EXERCISE: Count lines holding the string "levels" in the data that follows. Reply with one number only.
** begin MATERIAL PROVIDED **
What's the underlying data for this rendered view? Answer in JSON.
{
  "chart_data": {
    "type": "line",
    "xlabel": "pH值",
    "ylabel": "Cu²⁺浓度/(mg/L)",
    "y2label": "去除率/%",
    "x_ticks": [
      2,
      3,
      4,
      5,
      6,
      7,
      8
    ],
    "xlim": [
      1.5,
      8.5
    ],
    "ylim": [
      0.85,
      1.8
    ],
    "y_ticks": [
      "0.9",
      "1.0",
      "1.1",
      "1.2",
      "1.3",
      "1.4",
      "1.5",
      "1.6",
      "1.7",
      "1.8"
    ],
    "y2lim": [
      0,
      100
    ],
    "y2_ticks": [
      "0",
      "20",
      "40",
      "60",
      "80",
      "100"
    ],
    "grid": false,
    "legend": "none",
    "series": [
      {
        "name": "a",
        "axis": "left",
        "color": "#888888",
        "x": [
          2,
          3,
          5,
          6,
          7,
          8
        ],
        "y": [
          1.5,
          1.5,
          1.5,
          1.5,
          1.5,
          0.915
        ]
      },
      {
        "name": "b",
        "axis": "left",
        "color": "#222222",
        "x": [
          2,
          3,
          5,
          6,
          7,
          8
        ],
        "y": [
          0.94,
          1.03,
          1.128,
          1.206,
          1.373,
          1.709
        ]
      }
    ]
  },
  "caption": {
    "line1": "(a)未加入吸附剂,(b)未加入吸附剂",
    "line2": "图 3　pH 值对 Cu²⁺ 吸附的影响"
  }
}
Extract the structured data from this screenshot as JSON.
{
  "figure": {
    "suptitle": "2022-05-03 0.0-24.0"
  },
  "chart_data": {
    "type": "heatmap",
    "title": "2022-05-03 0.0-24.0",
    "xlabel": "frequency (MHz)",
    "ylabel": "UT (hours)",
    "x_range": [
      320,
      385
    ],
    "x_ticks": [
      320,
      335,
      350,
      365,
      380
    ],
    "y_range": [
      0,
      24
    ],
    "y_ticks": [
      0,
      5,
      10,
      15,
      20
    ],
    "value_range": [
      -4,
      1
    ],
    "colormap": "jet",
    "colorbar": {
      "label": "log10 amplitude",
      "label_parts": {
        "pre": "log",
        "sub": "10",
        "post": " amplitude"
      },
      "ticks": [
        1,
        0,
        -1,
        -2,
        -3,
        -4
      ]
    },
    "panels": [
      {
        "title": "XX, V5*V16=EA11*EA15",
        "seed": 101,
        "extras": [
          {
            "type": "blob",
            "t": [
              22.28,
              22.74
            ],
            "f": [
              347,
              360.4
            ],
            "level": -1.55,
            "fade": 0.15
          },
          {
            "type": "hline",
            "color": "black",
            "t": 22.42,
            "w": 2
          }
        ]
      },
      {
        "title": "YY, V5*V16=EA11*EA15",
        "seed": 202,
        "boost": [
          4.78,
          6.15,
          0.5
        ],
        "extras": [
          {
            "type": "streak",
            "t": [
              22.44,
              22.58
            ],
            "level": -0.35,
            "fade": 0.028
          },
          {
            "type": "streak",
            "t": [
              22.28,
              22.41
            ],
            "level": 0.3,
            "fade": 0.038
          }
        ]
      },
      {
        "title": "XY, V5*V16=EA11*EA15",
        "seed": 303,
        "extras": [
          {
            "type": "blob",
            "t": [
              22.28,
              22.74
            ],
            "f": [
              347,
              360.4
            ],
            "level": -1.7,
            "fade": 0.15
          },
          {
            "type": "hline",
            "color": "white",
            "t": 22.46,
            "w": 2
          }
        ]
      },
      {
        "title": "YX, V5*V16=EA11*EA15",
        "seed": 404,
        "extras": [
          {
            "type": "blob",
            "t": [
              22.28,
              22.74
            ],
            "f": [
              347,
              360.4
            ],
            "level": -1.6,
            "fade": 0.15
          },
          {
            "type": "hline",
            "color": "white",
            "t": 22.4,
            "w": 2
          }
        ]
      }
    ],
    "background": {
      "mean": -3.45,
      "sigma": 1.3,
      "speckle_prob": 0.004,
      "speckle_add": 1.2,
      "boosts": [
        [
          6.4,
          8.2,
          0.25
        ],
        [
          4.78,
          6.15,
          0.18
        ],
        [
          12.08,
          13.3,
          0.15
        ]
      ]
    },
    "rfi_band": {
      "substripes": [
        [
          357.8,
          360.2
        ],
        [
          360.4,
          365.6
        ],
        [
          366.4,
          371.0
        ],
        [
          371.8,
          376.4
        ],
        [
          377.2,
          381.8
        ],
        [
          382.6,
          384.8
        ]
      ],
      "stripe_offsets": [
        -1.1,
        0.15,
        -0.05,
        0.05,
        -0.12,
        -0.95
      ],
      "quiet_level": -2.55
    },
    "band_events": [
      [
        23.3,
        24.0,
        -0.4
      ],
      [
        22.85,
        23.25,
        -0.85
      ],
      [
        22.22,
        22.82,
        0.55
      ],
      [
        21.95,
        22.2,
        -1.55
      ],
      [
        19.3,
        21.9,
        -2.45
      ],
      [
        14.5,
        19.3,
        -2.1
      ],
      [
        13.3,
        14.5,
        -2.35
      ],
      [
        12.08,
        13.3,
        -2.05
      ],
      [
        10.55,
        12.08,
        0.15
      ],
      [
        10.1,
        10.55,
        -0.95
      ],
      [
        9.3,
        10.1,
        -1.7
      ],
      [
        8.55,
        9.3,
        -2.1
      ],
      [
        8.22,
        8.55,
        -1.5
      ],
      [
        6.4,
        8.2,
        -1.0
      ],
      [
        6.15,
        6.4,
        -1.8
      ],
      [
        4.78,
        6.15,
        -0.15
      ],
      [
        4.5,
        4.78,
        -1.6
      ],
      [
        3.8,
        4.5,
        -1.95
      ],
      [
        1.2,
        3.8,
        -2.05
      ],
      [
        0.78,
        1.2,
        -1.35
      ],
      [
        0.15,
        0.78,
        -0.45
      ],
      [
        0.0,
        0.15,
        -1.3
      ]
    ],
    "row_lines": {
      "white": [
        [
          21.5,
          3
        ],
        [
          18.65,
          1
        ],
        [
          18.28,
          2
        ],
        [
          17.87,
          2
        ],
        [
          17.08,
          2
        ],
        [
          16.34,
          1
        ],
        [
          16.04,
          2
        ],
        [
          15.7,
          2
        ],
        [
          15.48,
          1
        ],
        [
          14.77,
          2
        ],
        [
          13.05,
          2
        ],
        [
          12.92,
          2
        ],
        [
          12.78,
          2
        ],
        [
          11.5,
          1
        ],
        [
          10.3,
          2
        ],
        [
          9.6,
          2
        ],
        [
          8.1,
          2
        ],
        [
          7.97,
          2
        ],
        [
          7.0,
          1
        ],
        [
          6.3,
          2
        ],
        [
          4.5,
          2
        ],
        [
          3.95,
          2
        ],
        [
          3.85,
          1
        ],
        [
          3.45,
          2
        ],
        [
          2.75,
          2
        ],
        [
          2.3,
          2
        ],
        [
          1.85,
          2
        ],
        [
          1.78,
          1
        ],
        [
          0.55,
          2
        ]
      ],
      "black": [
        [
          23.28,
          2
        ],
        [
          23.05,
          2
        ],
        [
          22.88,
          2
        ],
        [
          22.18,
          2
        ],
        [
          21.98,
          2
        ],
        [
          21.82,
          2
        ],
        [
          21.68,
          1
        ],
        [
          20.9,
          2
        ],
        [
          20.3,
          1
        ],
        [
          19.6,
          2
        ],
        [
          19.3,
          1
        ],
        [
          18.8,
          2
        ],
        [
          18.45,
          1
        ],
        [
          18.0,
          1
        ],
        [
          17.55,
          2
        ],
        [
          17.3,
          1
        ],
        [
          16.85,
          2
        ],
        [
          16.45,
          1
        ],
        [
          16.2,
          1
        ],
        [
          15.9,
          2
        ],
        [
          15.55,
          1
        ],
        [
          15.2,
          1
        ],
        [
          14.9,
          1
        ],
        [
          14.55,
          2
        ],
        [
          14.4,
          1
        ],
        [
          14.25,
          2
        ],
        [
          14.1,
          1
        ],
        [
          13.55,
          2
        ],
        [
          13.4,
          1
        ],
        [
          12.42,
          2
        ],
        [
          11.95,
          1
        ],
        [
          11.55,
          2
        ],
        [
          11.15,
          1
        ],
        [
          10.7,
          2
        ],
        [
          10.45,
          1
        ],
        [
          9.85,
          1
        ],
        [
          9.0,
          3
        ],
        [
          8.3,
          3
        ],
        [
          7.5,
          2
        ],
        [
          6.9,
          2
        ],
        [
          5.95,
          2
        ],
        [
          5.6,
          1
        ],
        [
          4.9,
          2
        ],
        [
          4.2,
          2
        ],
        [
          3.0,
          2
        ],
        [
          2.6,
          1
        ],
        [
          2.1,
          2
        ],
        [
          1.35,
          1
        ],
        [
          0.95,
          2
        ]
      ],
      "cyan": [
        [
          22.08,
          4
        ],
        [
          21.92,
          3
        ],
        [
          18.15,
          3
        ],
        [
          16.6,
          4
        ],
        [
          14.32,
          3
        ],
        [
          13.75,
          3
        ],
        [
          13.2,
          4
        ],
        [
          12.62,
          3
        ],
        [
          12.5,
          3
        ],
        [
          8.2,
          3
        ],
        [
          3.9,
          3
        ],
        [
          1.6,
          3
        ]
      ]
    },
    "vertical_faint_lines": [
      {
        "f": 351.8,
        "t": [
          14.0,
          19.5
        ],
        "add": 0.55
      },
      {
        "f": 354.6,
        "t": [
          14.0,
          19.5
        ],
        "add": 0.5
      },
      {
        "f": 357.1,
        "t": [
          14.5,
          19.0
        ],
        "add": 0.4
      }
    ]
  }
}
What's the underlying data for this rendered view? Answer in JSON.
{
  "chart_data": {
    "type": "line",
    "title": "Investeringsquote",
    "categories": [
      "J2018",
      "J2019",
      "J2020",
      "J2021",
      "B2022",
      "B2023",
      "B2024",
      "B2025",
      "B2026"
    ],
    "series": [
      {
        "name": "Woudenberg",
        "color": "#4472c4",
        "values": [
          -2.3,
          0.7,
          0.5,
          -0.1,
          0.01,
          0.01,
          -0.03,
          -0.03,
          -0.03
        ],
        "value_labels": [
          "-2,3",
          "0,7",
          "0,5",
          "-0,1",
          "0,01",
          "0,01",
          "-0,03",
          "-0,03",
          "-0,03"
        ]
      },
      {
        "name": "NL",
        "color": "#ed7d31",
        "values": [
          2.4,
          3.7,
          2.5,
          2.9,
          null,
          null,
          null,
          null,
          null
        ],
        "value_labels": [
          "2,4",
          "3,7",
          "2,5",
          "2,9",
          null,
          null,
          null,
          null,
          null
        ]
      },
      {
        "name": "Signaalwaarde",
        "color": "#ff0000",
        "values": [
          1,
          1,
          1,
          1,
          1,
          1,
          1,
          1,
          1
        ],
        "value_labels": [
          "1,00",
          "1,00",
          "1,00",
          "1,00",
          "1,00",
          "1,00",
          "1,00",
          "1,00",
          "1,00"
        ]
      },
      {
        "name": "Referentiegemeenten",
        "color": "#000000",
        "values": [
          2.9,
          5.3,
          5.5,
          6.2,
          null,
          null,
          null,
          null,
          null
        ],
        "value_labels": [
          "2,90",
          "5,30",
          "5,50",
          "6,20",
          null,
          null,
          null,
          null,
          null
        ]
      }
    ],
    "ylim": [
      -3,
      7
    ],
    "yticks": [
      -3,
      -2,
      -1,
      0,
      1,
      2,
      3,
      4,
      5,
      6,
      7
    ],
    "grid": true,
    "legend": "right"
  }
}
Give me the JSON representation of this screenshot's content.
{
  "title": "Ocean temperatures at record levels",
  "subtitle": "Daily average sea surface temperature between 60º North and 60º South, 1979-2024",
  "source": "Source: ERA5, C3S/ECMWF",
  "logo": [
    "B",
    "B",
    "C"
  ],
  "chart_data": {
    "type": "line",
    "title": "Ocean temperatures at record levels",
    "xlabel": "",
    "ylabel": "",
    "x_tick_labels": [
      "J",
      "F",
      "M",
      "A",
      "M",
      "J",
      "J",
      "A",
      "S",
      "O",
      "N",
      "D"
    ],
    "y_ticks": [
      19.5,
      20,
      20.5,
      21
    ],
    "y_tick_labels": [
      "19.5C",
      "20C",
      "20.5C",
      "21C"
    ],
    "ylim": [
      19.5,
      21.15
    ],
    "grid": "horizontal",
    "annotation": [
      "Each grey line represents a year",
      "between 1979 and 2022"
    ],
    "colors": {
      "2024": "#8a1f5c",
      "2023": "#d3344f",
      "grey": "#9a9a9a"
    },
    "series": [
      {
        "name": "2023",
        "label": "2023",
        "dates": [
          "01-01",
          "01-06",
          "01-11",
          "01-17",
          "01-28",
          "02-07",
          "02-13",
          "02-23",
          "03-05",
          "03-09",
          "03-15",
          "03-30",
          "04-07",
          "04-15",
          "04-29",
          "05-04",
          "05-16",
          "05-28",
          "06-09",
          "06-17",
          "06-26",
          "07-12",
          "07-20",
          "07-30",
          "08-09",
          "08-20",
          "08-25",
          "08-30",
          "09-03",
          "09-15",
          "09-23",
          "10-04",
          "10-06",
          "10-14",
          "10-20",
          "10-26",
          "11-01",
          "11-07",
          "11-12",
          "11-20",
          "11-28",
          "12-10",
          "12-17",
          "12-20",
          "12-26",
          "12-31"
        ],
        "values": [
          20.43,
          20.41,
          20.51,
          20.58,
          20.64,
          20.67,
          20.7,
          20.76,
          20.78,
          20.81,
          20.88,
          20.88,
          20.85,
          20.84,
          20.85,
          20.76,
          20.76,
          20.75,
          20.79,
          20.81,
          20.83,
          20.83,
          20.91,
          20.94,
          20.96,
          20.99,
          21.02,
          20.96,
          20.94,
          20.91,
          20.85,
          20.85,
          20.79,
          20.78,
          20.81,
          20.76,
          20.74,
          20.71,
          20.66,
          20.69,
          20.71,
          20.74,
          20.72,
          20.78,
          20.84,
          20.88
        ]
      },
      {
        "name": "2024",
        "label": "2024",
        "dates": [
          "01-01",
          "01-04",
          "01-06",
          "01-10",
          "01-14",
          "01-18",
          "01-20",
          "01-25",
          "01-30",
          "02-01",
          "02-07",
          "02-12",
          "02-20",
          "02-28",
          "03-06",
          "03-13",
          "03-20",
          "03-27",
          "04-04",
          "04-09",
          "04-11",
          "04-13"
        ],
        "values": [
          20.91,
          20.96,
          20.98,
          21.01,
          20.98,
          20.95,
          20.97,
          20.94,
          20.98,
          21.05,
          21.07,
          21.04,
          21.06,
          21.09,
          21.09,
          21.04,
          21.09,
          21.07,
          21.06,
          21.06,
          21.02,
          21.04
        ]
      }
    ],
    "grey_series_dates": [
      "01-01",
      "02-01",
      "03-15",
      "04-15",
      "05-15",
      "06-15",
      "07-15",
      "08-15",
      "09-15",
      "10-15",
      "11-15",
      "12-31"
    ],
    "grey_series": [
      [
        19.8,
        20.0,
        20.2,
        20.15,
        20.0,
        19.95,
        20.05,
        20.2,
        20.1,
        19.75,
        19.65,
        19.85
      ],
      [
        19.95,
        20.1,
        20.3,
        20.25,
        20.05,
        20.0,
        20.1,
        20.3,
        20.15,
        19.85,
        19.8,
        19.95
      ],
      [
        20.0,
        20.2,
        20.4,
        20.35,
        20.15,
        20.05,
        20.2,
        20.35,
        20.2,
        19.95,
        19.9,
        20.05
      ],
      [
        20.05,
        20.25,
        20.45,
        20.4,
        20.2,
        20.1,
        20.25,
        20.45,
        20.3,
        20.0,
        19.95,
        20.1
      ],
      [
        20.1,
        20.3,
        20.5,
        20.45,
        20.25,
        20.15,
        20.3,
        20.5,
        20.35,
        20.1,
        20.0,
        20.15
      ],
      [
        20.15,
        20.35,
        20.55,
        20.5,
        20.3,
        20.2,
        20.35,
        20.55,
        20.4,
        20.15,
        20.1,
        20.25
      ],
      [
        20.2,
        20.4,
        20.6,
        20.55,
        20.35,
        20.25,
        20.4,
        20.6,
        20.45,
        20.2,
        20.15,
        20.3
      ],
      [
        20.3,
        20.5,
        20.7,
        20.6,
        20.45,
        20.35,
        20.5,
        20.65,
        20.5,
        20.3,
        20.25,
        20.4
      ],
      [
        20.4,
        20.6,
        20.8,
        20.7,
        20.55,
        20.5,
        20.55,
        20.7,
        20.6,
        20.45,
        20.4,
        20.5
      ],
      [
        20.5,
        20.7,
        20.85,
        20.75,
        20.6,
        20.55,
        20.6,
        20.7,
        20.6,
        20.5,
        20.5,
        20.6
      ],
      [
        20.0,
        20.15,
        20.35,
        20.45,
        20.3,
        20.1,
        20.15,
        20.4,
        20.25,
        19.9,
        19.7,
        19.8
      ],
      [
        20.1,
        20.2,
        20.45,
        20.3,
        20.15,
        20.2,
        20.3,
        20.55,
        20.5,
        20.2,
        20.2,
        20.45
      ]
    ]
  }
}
** end MATERIAL PROVIDED **
ANSWER FOR THE TASK: 2